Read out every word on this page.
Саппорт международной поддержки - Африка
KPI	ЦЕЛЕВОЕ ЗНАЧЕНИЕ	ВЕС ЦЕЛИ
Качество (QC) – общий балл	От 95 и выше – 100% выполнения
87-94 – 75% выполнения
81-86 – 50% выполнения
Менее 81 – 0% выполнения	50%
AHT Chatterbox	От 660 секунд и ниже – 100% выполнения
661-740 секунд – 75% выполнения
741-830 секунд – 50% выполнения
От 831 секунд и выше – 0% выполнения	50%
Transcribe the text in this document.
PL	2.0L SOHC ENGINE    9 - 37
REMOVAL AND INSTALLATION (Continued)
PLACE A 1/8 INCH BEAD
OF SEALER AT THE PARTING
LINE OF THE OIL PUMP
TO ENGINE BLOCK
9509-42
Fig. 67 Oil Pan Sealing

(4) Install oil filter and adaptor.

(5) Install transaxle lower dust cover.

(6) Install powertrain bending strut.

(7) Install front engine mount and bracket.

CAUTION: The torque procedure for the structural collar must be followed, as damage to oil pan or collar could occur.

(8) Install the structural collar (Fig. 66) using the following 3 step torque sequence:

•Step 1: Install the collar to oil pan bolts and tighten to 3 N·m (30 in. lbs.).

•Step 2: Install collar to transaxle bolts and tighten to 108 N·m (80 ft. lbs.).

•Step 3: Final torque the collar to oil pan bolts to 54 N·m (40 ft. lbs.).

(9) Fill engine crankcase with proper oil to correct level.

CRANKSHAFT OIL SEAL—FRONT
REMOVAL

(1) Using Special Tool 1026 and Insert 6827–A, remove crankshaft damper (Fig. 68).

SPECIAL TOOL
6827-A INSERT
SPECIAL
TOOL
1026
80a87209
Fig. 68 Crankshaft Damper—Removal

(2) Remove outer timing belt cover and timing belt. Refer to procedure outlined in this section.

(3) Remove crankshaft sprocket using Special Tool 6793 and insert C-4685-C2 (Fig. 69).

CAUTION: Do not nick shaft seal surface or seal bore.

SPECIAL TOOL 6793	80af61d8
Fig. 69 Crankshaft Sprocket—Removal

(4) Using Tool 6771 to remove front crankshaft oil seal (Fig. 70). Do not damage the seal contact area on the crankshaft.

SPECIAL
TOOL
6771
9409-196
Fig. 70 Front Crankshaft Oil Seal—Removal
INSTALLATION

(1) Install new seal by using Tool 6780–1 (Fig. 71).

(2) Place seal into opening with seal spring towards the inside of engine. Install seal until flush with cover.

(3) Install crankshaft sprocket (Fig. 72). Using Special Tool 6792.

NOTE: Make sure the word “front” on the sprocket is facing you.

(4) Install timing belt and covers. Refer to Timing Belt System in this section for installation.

▶ _Given task_
Which lines of the material contain the string "transaxle"? List each of them.

▶ _Problem solution_
(5) Install transaxle lower dust cover.
•Step 2: Install collar to transaxle bolts and tighten to 108 N·m (80 ft. lbs.).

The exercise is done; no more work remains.